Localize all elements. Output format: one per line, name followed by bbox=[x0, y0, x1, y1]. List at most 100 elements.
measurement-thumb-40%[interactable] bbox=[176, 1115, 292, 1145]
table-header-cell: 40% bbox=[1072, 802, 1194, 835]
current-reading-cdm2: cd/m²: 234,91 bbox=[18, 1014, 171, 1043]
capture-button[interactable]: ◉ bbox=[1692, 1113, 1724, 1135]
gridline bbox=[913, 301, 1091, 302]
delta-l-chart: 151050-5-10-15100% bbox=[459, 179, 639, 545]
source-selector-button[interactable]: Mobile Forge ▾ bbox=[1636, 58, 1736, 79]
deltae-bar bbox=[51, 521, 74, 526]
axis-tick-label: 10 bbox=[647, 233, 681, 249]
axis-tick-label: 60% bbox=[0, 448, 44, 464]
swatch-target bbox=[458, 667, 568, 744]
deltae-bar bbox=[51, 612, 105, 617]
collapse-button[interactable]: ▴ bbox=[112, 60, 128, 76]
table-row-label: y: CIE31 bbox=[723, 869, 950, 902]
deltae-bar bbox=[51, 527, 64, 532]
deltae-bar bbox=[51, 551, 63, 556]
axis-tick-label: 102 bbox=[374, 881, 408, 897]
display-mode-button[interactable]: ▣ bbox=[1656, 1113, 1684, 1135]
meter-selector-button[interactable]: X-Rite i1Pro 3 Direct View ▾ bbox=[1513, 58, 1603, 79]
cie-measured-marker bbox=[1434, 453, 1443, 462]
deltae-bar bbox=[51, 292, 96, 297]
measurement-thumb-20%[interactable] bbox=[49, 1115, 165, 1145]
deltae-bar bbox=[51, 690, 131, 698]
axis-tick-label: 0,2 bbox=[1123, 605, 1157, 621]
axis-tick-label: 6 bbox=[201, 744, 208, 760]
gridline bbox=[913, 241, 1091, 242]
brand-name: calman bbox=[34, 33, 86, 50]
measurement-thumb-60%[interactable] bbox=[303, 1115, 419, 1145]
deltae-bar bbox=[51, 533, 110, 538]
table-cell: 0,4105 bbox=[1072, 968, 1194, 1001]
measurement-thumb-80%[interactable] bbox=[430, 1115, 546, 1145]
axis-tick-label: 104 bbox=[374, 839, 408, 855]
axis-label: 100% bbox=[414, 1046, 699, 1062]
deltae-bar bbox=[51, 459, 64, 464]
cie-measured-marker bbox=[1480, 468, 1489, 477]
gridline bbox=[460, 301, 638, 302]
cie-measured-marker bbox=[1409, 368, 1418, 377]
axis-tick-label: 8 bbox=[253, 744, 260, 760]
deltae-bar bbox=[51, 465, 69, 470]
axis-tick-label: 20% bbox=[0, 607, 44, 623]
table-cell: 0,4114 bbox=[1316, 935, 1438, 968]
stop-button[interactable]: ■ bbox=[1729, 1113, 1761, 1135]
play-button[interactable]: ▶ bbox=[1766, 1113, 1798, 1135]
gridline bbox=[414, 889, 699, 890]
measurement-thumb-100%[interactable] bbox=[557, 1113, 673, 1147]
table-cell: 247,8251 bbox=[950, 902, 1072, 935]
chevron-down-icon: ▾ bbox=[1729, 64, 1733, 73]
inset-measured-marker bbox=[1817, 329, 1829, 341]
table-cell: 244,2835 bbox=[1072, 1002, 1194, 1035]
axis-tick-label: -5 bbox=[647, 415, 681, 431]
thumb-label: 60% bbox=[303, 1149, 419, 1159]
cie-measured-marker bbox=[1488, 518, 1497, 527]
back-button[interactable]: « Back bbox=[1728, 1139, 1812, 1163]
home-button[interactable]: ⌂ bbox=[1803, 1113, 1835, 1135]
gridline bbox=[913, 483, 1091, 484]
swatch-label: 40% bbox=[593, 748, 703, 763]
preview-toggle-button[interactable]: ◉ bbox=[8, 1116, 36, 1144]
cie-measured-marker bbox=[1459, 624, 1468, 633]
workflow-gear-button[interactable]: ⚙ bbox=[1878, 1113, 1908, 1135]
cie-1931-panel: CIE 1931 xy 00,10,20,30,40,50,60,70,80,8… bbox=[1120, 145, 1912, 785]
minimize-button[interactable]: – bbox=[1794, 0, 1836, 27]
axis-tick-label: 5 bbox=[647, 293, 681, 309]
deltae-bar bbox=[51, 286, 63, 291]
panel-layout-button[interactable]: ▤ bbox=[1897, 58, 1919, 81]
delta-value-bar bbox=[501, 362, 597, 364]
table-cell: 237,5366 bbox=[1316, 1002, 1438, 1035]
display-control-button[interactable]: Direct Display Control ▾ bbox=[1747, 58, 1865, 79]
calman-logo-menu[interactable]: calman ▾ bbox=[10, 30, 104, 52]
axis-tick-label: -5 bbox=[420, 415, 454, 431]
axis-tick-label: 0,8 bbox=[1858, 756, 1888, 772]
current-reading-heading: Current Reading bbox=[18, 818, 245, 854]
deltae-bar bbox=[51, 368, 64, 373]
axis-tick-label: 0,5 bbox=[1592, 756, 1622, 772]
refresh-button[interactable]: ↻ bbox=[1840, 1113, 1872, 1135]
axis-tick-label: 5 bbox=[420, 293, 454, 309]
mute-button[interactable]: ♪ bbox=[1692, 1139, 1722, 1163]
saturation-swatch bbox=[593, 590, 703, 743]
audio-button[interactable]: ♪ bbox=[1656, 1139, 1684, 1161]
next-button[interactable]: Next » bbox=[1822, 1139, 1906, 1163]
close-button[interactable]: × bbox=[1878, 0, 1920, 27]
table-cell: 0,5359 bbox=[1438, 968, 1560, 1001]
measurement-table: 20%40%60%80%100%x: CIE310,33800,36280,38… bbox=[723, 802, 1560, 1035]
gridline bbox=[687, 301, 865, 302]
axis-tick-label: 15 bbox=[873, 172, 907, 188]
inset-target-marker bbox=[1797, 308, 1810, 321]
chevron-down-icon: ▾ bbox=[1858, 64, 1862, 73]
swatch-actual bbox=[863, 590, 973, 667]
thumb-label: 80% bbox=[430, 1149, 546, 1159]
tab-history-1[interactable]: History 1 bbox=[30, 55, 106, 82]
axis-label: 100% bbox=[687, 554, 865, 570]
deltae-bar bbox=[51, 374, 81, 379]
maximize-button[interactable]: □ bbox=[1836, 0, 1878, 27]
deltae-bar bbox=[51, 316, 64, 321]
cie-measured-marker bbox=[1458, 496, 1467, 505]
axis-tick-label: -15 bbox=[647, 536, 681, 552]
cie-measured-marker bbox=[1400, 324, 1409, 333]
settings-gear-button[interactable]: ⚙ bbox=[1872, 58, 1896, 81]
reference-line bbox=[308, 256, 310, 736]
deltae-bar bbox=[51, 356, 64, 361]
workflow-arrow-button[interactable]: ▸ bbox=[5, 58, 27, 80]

+-------+

* Objective:
Reproduce every line of the entries above verbatim, keeping the original order.

* Exercise solution:
Localize all elements. Output format: one per line, name followed by bbox=[x0, y0, x1, y1]. List at most 100 elements.
measurement-thumb-40%[interactable] bbox=[176, 1115, 292, 1145]
table-header-cell: 40% bbox=[1072, 802, 1194, 835]
current-reading-cdm2: cd/m²: 234,91 bbox=[18, 1014, 171, 1043]
capture-button[interactable]: ◉ bbox=[1692, 1113, 1724, 1135]
gridline bbox=[913, 301, 1091, 302]
delta-l-chart: 151050-5-10-15100% bbox=[459, 179, 639, 545]
source-selector-button[interactable]: Mobile Forge ▾ bbox=[1636, 58, 1736, 79]
deltae-bar bbox=[51, 521, 74, 526]
axis-tick-label: 10 bbox=[647, 233, 681, 249]
axis-tick-label: 60% bbox=[0, 448, 44, 464]
swatch-target bbox=[458, 667, 568, 744]
deltae-bar bbox=[51, 612, 105, 617]
collapse-button[interactable]: ▴ bbox=[112, 60, 128, 76]
table-row-label: y: CIE31 bbox=[723, 869, 950, 902]
deltae-bar bbox=[51, 527, 64, 532]
deltae-bar bbox=[51, 551, 63, 556]
axis-tick-label: 102 bbox=[374, 881, 408, 897]
display-mode-button[interactable]: ▣ bbox=[1656, 1113, 1684, 1135]
meter-selector-button[interactable]: X-Rite i1Pro 3 Direct View ▾ bbox=[1513, 58, 1603, 79]
cie-measured-marker bbox=[1434, 453, 1443, 462]
deltae-bar bbox=[51, 292, 96, 297]
measurement-thumb-20%[interactable] bbox=[49, 1115, 165, 1145]
deltae-bar bbox=[51, 690, 131, 698]
axis-tick-label: 0,2 bbox=[1123, 605, 1157, 621]
axis-tick-label: 6 bbox=[201, 744, 208, 760]
gridline bbox=[913, 241, 1091, 242]
brand-name: calman bbox=[34, 33, 86, 50]
measurement-thumb-60%[interactable] bbox=[303, 1115, 419, 1145]
deltae-bar bbox=[51, 533, 110, 538]
table-cell: 0,4105 bbox=[1072, 968, 1194, 1001]
measurement-thumb-80%[interactable] bbox=[430, 1115, 546, 1145]
axis-tick-label: 104 bbox=[374, 839, 408, 855]
axis-label: 100% bbox=[414, 1046, 699, 1062]
deltae-bar bbox=[51, 459, 64, 464]
cie-measured-marker bbox=[1480, 468, 1489, 477]
gridline bbox=[460, 301, 638, 302]
cie-measured-marker bbox=[1409, 368, 1418, 377]
axis-tick-label: 8 bbox=[253, 744, 260, 760]
deltae-bar bbox=[51, 465, 69, 470]
axis-tick-label: 20% bbox=[0, 607, 44, 623]
table-cell: 0,4114 bbox=[1316, 935, 1438, 968]
stop-button[interactable]: ■ bbox=[1729, 1113, 1761, 1135]
play-button[interactable]: ▶ bbox=[1766, 1113, 1798, 1135]
gridline bbox=[414, 889, 699, 890]
measurement-thumb-100%[interactable] bbox=[557, 1113, 673, 1147]
table-cell: 247,8251 bbox=[950, 902, 1072, 935]
chevron-down-icon: ▾ bbox=[1729, 64, 1733, 73]
inset-measured-marker bbox=[1817, 329, 1829, 341]
table-cell: 244,2835 bbox=[1072, 1002, 1194, 1035]
axis-tick-label: -5 bbox=[647, 415, 681, 431]
thumb-label: 60% bbox=[303, 1149, 419, 1159]
cie-measured-marker bbox=[1488, 518, 1497, 527]
back-button[interactable]: « Back bbox=[1728, 1139, 1812, 1163]
home-button[interactable]: ⌂ bbox=[1803, 1113, 1835, 1135]
gridline bbox=[913, 483, 1091, 484]
swatch-label: 40% bbox=[593, 748, 703, 763]
preview-toggle-button[interactable]: ◉ bbox=[8, 1116, 36, 1144]
cie-measured-marker bbox=[1459, 624, 1468, 633]
workflow-gear-button[interactable]: ⚙ bbox=[1878, 1113, 1908, 1135]
cie-1931-panel: CIE 1931 xy 00,10,20,30,40,50,60,70,80,8… bbox=[1120, 145, 1912, 785]
minimize-button[interactable]: – bbox=[1794, 0, 1836, 27]
axis-tick-label: 5 bbox=[647, 293, 681, 309]
deltae-bar bbox=[51, 286, 63, 291]
panel-layout-button[interactable]: ▤ bbox=[1897, 58, 1919, 81]
delta-value-bar bbox=[501, 362, 597, 364]
table-cell: 237,5366 bbox=[1316, 1002, 1438, 1035]
display-control-button[interactable]: Direct Display Control ▾ bbox=[1747, 58, 1865, 79]
calman-logo-menu[interactable]: calman ▾ bbox=[10, 30, 104, 52]
axis-tick-label: -5 bbox=[420, 415, 454, 431]
axis-tick-label: 0,8 bbox=[1858, 756, 1888, 772]
current-reading-heading: Current Reading bbox=[18, 818, 245, 854]
deltae-bar bbox=[51, 368, 64, 373]
axis-tick-label: 0,5 bbox=[1592, 756, 1622, 772]
refresh-button[interactable]: ↻ bbox=[1840, 1113, 1872, 1135]
axis-tick-label: 5 bbox=[420, 293, 454, 309]
mute-button[interactable]: ♪ bbox=[1692, 1139, 1722, 1163]
saturation-swatch bbox=[593, 590, 703, 743]
audio-button[interactable]: ♪ bbox=[1656, 1139, 1684, 1161]
next-button[interactable]: Next » bbox=[1822, 1139, 1906, 1163]
close-button[interactable]: × bbox=[1878, 0, 1920, 27]
table-cell: 0,5359 bbox=[1438, 968, 1560, 1001]
measurement-table: 20%40%60%80%100%x: CIE310,33800,36280,38… bbox=[723, 802, 1560, 1035]
gridline bbox=[687, 301, 865, 302]
axis-tick-label: 15 bbox=[873, 172, 907, 188]
inset-target-marker bbox=[1797, 308, 1810, 321]
chevron-down-icon: ▾ bbox=[1858, 64, 1862, 73]
swatch-actual bbox=[863, 590, 973, 667]
thumb-label: 80% bbox=[430, 1149, 546, 1159]
tab-history-1[interactable]: History 1 bbox=[30, 55, 106, 82]
axis-label: 100% bbox=[687, 554, 865, 570]
deltae-bar bbox=[51, 374, 81, 379]
maximize-button[interactable]: □ bbox=[1836, 0, 1878, 27]
deltae-bar bbox=[51, 316, 64, 321]
cie-measured-marker bbox=[1458, 496, 1467, 505]
axis-tick-label: -15 bbox=[647, 536, 681, 552]
cie-measured-marker bbox=[1400, 324, 1409, 333]
settings-gear-button[interactable]: ⚙ bbox=[1872, 58, 1896, 81]
reference-line bbox=[308, 256, 310, 736]
deltae-bar bbox=[51, 356, 64, 361]
workflow-arrow-button[interactable]: ▸ bbox=[5, 58, 27, 80]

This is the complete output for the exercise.